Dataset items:
»»
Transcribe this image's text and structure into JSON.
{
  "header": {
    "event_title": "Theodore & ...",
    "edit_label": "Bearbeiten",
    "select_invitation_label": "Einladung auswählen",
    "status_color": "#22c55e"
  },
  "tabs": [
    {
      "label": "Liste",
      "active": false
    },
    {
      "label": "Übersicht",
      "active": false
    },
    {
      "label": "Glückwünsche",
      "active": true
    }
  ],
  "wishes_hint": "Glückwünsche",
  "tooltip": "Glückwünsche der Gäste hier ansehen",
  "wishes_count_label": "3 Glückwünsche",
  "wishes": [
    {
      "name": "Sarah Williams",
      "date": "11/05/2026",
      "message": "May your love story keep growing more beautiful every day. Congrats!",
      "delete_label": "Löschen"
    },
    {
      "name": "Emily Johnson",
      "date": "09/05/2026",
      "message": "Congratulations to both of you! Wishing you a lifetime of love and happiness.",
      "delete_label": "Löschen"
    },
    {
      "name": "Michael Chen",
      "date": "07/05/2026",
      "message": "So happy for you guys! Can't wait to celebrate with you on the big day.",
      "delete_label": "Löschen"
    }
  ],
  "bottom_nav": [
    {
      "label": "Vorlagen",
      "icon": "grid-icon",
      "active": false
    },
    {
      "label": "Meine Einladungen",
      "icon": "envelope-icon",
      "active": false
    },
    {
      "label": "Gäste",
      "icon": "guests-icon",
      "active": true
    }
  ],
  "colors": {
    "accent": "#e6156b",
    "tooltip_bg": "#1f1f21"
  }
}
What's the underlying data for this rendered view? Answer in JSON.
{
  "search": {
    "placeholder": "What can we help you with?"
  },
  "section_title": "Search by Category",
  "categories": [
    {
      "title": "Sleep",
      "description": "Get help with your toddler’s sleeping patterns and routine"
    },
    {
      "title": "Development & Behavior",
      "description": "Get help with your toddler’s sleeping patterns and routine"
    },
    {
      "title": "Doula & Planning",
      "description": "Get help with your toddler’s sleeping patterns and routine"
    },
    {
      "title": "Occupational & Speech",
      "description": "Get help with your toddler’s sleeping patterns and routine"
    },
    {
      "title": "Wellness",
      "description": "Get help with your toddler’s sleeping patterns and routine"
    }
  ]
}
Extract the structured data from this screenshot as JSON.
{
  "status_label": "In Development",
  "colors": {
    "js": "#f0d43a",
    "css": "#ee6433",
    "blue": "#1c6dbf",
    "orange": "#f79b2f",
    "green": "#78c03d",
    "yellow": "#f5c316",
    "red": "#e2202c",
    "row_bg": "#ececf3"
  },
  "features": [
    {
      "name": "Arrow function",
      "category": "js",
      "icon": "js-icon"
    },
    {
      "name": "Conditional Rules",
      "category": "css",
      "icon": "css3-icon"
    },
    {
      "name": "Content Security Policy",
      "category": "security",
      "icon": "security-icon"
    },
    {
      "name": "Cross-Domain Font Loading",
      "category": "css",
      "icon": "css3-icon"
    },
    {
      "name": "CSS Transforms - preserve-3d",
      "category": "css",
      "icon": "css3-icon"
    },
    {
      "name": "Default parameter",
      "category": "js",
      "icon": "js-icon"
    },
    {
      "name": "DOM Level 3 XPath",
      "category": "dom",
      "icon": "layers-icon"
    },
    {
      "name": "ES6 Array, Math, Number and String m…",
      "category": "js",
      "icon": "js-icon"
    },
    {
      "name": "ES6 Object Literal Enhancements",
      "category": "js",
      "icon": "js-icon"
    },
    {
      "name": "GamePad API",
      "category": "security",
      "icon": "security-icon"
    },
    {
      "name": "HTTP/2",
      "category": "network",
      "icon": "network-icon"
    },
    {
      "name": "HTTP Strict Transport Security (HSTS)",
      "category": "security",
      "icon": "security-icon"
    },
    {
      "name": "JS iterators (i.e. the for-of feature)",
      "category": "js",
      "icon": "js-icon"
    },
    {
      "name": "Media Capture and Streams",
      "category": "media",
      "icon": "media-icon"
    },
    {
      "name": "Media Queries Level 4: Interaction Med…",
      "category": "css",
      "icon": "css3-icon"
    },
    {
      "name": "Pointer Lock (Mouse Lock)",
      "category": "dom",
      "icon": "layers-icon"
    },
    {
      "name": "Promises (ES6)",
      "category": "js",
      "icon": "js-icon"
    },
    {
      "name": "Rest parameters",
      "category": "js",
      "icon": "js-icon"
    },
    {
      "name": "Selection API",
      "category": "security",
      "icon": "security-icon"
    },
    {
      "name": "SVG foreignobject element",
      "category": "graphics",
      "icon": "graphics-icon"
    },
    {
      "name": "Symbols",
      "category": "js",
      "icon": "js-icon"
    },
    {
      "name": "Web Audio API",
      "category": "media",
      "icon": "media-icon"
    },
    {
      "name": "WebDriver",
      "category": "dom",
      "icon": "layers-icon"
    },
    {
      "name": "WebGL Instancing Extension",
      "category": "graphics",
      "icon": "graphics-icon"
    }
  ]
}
««
WORK TO COMPLETE:
Each line that holds the word "network" should be extracted from the records.

OUTPUT OF THE EXERCISE:
      "category": "network",
      "icon": "network-icon"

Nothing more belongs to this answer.